%%
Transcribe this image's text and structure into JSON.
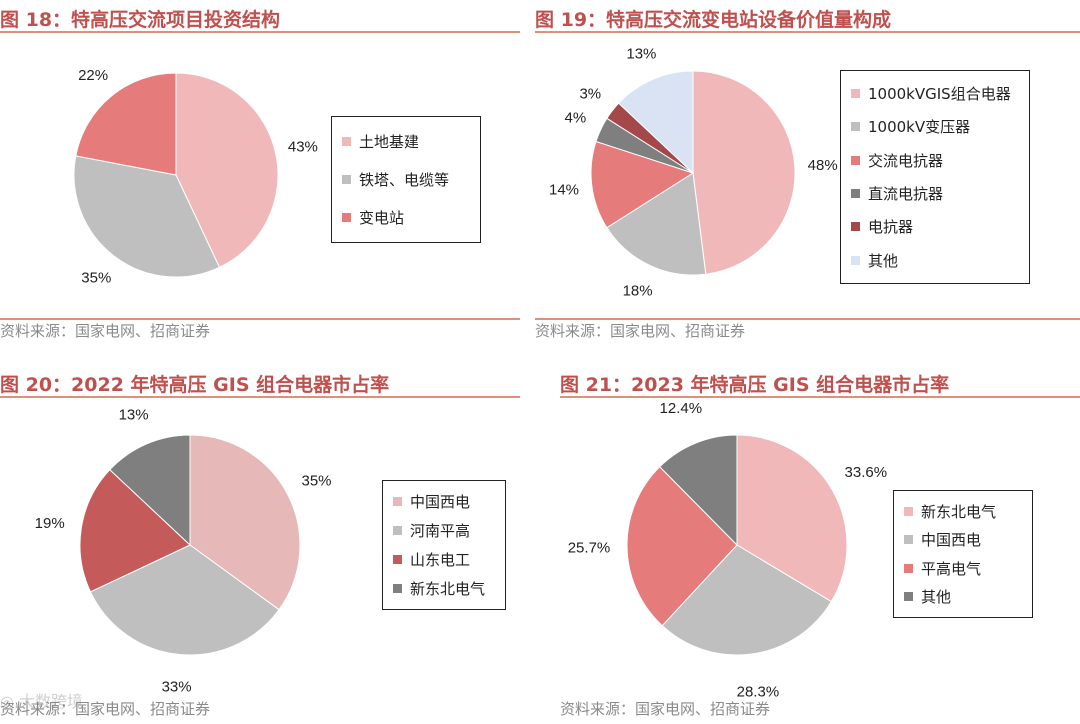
{
  "charts": [
    {
      "title": "图 18：特高压交流项目投资结构",
      "source": "资料来源：国家电网、招商证券",
      "legend": [
        "土地基建",
        "铁塔、电缆等",
        "变电站"
      ],
      "labels": [
        "43%",
        "35%",
        "22%"
      ]
    },
    {
      "title": "图 19：特高压交流变电站设备价值量构成",
      "source": "资料来源：国家电网、招商证券",
      "legend": [
        "1000kVGIS组合电器",
        "1000kV变压器",
        "交流电抗器",
        "直流电抗器",
        "电抗器",
        "其他"
      ],
      "labels": [
        "48%",
        "18%",
        "14%",
        "4%",
        "3%",
        "13%"
      ]
    },
    {
      "title": "图 20：2022 年特高压 GIS 组合电器市占率",
      "source": "资料来源：国家电网、招商证券",
      "legend": [
        "中国西电",
        "河南平高",
        "山东电工",
        "新东北电气"
      ],
      "labels": [
        "35%",
        "33%",
        "19%",
        "13%"
      ]
    },
    {
      "title": "图 21：2023 年特高压 GIS 组合电器市占率",
      "source": "资料来源：国家电网、招商证券",
      "legend": [
        "新东北电气",
        "中国西电",
        "平高电气",
        "其他"
      ],
      "labels": [
        "33.6%",
        "28.3%",
        "25.7%",
        "12.4%"
      ]
    }
  ],
  "chart_data": [
    {
      "type": "pie",
      "title": "图 18：特高压交流项目投资结构",
      "categories": [
        "土地基建",
        "铁塔、电缆等",
        "变电站"
      ],
      "values": [
        43,
        35,
        22
      ],
      "colors": [
        "#f0b8b8",
        "#bfbfbf",
        "#e57b7b"
      ],
      "legend": "right"
    },
    {
      "type": "pie",
      "title": "图 19：特高压交流变电站设备价值量构成",
      "categories": [
        "1000kVGIS组合电器",
        "1000kV变压器",
        "交流电抗器",
        "直流电抗器",
        "电抗器",
        "其他"
      ],
      "values": [
        48,
        18,
        14,
        4,
        3,
        13
      ],
      "colors": [
        "#f0b8b8",
        "#bfbfbf",
        "#e57b7b",
        "#7f7f7f",
        "#a5484a",
        "#dae3f3"
      ],
      "legend": "right"
    },
    {
      "type": "pie",
      "title": "图 20：2022 年特高压 GIS 组合电器市占率",
      "categories": [
        "中国西电",
        "河南平高",
        "山东电工",
        "新东北电气"
      ],
      "values": [
        35,
        33,
        19,
        13
      ],
      "colors": [
        "#e6b8b7",
        "#bfbfbf",
        "#c55a5a",
        "#7f7f7f"
      ],
      "legend": "right"
    },
    {
      "type": "pie",
      "title": "图 21：2023 年特高压 GIS 组合电器市占率",
      "categories": [
        "新东北电气",
        "中国西电",
        "平高电气",
        "其他"
      ],
      "values": [
        33.6,
        28.3,
        25.7,
        12.4
      ],
      "colors": [
        "#f0b8b8",
        "#bfbfbf",
        "#e57b7b",
        "#7f7f7f"
      ],
      "legend": "right"
    }
  ]
}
%%
Copy out the entries verbatim and leave the images out.

Transcribe this image's text and structure into JSON.
{
  "charts": [
    {
      "title": "图 18：特高压交流项目投资结构",
      "source": "资料来源：国家电网、招商证券",
      "legend": [
        "土地基建",
        "铁塔、电缆等",
        "变电站"
      ],
      "labels": [
        "43%",
        "35%",
        "22%"
      ]
    },
    {
      "title": "图 19：特高压交流变电站设备价值量构成",
      "source": "资料来源：国家电网、招商证券",
      "legend": [
        "1000kVGIS组合电器",
        "1000kV变压器",
        "交流电抗器",
        "直流电抗器",
        "电抗器",
        "其他"
      ],
      "labels": [
        "48%",
        "18%",
        "14%",
        "4%",
        "3%",
        "13%"
      ]
    },
    {
      "title": "图 20：2022 年特高压 GIS 组合电器市占率",
      "source": "资料来源：国家电网、招商证券",
      "legend": [
        "中国西电",
        "河南平高",
        "山东电工",
        "新东北电气"
      ],
      "labels": [
        "35%",
        "33%",
        "19%",
        "13%"
      ]
    },
    {
      "title": "图 21：2023 年特高压 GIS 组合电器市占率",
      "source": "资料来源：国家电网、招商证券",
      "legend": [
        "新东北电气",
        "中国西电",
        "平高电气",
        "其他"
      ],
      "labels": [
        "33.6%",
        "28.3%",
        "25.7%",
        "12.4%"
      ]
    }
  ],
  "chart_data": [
    {
      "type": "pie",
      "title": "图 18：特高压交流项目投资结构",
      "categories": [
        "土地基建",
        "铁塔、电缆等",
        "变电站"
      ],
      "values": [
        43,
        35,
        22
      ],
      "colors": [
        "#f0b8b8",
        "#bfbfbf",
        "#e57b7b"
      ],
      "legend": "right"
    },
    {
      "type": "pie",
      "title": "图 19：特高压交流变电站设备价值量构成",
      "categories": [
        "1000kVGIS组合电器",
        "1000kV变压器",
        "交流电抗器",
        "直流电抗器",
        "电抗器",
        "其他"
      ],
      "values": [
        48,
        18,
        14,
        4,
        3,
        13
      ],
      "colors": [
        "#f0b8b8",
        "#bfbfbf",
        "#e57b7b",
        "#7f7f7f",
        "#a5484a",
        "#dae3f3"
      ],
      "legend": "right"
    },
    {
      "type": "pie",
      "title": "图 20：2022 年特高压 GIS 组合电器市占率",
      "categories": [
        "中国西电",
        "河南平高",
        "山东电工",
        "新东北电气"
      ],
      "values": [
        35,
        33,
        19,
        13
      ],
      "colors": [
        "#e6b8b7",
        "#bfbfbf",
        "#c55a5a",
        "#7f7f7f"
      ],
      "legend": "right"
    },
    {
      "type": "pie",
      "title": "图 21：2023 年特高压 GIS 组合电器市占率",
      "categories": [
        "新东北电气",
        "中国西电",
        "平高电气",
        "其他"
      ],
      "values": [
        33.6,
        28.3,
        25.7,
        12.4
      ],
      "colors": [
        "#f0b8b8",
        "#bfbfbf",
        "#e57b7b",
        "#7f7f7f"
      ],
      "legend": "right"
    }
  ]
}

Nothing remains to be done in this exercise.